Without including any pictures, write out all the entries exactly.

Saved entries:
BEGIN
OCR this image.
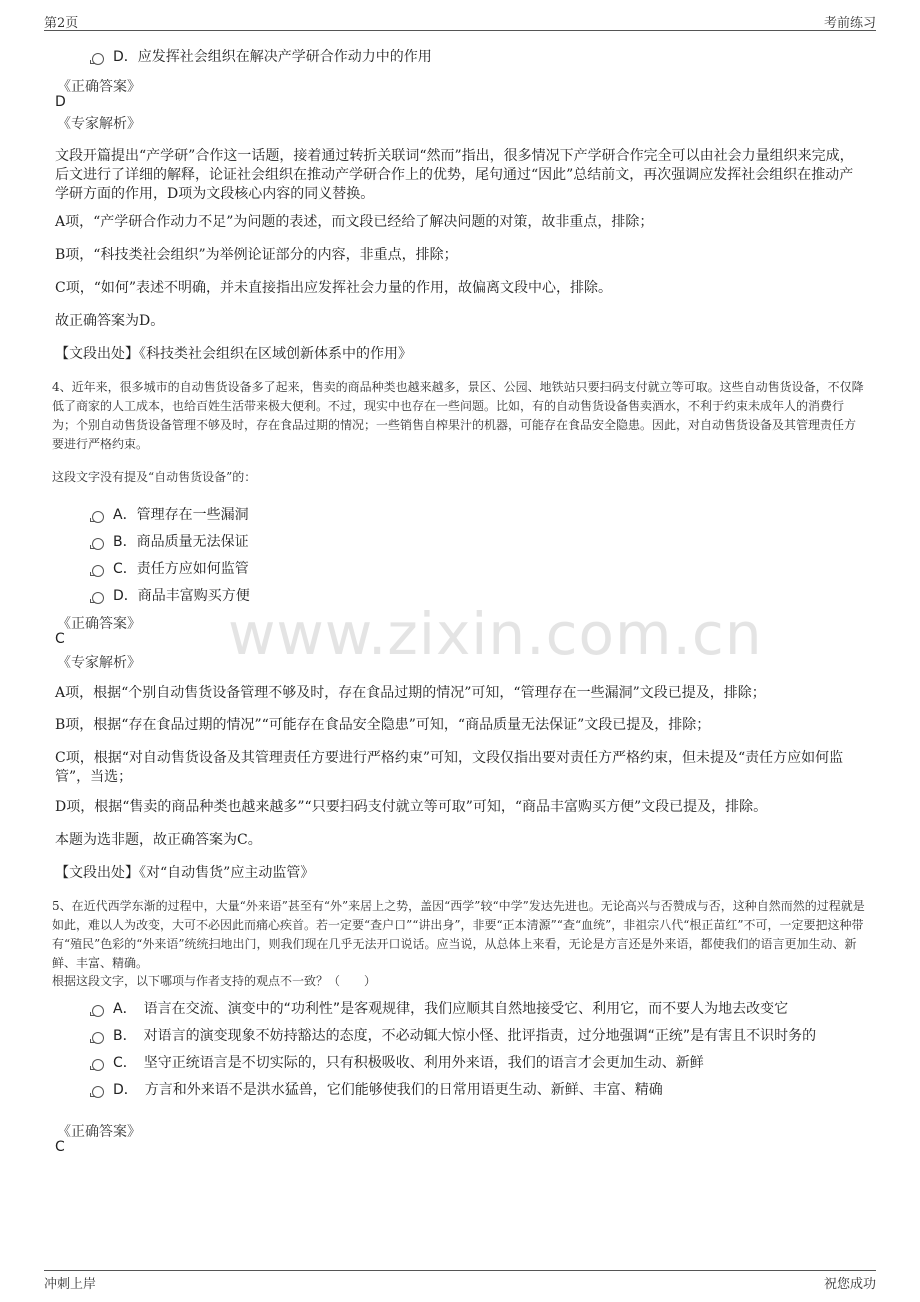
第2页	考前练习
D．应发挥社会组织在解决产学研合作动力中的作用
《正确答案》
D
《专家解析》
文段开篇提出“产学研”合作这一话题，接着通过转折关联词“然而”指出，很多情况下产学研合作完全可以由社会力量组织来完成，后文进行了详细的解释，论证社会组织在推动产学研合作上的优势，尾句通过“因此”总结前文，再次强调应发挥社会组织在推动产学研方面的作用，D项为文段核心内容的同义替换。
A项，“产学研合作动力不足”为问题的表述，而文段已经给了解决问题的对策，故非重点，排除；
B项，“科技类社会组织”为举例论证部分的内容，非重点，排除；
C项，“如何”表述不明确，并未直接指出应发挥社会力量的作用，故偏离文段中心，排除。
故正确答案为D。
【文段出处】《科技类社会组织在区域创新体系中的作用》
4、近年来，很多城市的自动售货设备多了起来，售卖的商品种类也越来越多，景区、公园、地铁站只要扫码支付就立等可取。这些自动售货设备，不仅降低了商家的人工成本，也给百姓生活带来极大便利。不过，现实中也存在一些问题。比如，有的自动售货设备售卖酒水，不利于约束未成年人的消费行为；个别自动售货设备管理不够及时，存在食品过期的情况；一些销售自榨果汁的机器，可能存在食品安全隐患。因此，对自动售货设备及其管理责任方要进行严格约束。
这段文字没有提及“自动售货设备”的：
A．管理存在一些漏洞
B．商品质量无法保证
C．责任方应如何监管
D．商品丰富购买方便
www.zixin.com.cn
《正确答案》
C
《专家解析》
A项，根据“个别自动售货设备管理不够及时，存在食品过期的情况”可知，“管理存在一些漏洞”文段已提及，排除；
B项，根据“存在食品过期的情况”“可能存在食品安全隐患”可知，“商品质量无法保证”文段已提及，排除；
C项，根据“对自动售货设备及其管理责任方要进行严格约束”可知，文段仅指出要对责任方严格约束，但未提及“责任方应如何监管”，当选；
D项，根据“售卖的商品种类也越来越多”“只要扫码支付就立等可取”可知，“商品丰富购买方便”文段已提及，排除。
本题为选非题，故正确答案为C。
【文段出处】《对“自动售货”应主动监管》
5、在近代西学东渐的过程中，大量“外来语”甚至有“外”来居上之势，盖因“西学”较“中学”发达先进也。无论高兴与否赞成与否，这种自然而然的过程就是如此，难以人为改变，大可不必因此而痛心疾首。若一定要“查户口”“讲出身”，非要“正本清源”“查“血统”，非祖宗八代“根正苗红”不可，一定要把这种带有“殖民”色彩的“外来语”统统扫地出门，则我们现在几乎无法开口说话。应当说，从总体上来看，无论是方言还是外来语，都使我们的语言更加生动、新鲜、丰富、精确。
根据这段文字，以下哪项与作者支持的观点不一致？（　　）
A．　语言在交流、演变中的“功利性”是客观规律，我们应顺其自然地接受它、利用它，而不要人为地去改变它
B．　对语言的演变现象不妨持豁达的态度，不必动辄大惊小怪、批评指责，过分地强调“正统”是有害且不识时务的
C．　坚守正统语言是不切实际的，只有积极吸收、利用外来语，我们的语言才会更加生动、新鲜
D．　方言和外来语不是洪水猛兽，它们能够使我们的日常用语更生动、新鲜、丰富、精确
《正确答案》
C
冲刺上岸	祝您成功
END
### FINISHED EXERCISE
OCR this image.
第2页	考前练习
D．应发挥社会组织在解决产学研合作动力中的作用
《正确答案》
D
《专家解析》
文段开篇提出“产学研”合作这一话题，接着通过转折关联词“然而”指出，很多情况下产学研合作完全可以由社会力量组织来完成，后文进行了详细的解释，论证社会组织在推动产学研合作上的优势，尾句通过“因此”总结前文，再次强调应发挥社会组织在推动产学研方面的作用，D项为文段核心内容的同义替换。
A项，“产学研合作动力不足”为问题的表述，而文段已经给了解决问题的对策，故非重点，排除；
B项，“科技类社会组织”为举例论证部分的内容，非重点，排除；
C项，“如何”表述不明确，并未直接指出应发挥社会力量的作用，故偏离文段中心，排除。
故正确答案为D。
【文段出处】《科技类社会组织在区域创新体系中的作用》
4、近年来，很多城市的自动售货设备多了起来，售卖的商品种类也越来越多，景区、公园、地铁站只要扫码支付就立等可取。这些自动售货设备，不仅降低了商家的人工成本，也给百姓生活带来极大便利。不过，现实中也存在一些问题。比如，有的自动售货设备售卖酒水，不利于约束未成年人的消费行为；个别自动售货设备管理不够及时，存在食品过期的情况；一些销售自榨果汁的机器，可能存在食品安全隐患。因此，对自动售货设备及其管理责任方要进行严格约束。
这段文字没有提及“自动售货设备”的：
A．管理存在一些漏洞
B．商品质量无法保证
C．责任方应如何监管
D．商品丰富购买方便
www.zixin.com.cn
《正确答案》
C
《专家解析》
A项，根据“个别自动售货设备管理不够及时，存在食品过期的情况”可知，“管理存在一些漏洞”文段已提及，排除；
B项，根据“存在食品过期的情况”“可能存在食品安全隐患”可知，“商品质量无法保证”文段已提及，排除；
C项，根据“对自动售货设备及其管理责任方要进行严格约束”可知，文段仅指出要对责任方严格约束，但未提及“责任方应如何监管”，当选；
D项，根据“售卖的商品种类也越来越多”“只要扫码支付就立等可取”可知，“商品丰富购买方便”文段已提及，排除。
本题为选非题，故正确答案为C。
【文段出处】《对“自动售货”应主动监管》
5、在近代西学东渐的过程中，大量“外来语”甚至有“外”来居上之势，盖因“西学”较“中学”发达先进也。无论高兴与否赞成与否，这种自然而然的过程就是如此，难以人为改变，大可不必因此而痛心疾首。若一定要“查户口”“讲出身”，非要“正本清源”“查“血统”，非祖宗八代“根正苗红”不可，一定要把这种带有“殖民”色彩的“外来语”统统扫地出门，则我们现在几乎无法开口说话。应当说，从总体上来看，无论是方言还是外来语，都使我们的语言更加生动、新鲜、丰富、精确。
根据这段文字，以下哪项与作者支持的观点不一致？（　　）
A．　语言在交流、演变中的“功利性”是客观规律，我们应顺其自然地接受它、利用它，而不要人为地去改变它
B．　对语言的演变现象不妨持豁达的态度，不必动辄大惊小怪、批评指责，过分地强调“正统”是有害且不识时务的
C．　坚守正统语言是不切实际的，只有积极吸收、利用外来语，我们的语言才会更加生动、新鲜
D．　方言和外来语不是洪水猛兽，它们能够使我们的日常用语更生动、新鲜、丰富、精确
《正确答案》
C
冲刺上岸	祝您成功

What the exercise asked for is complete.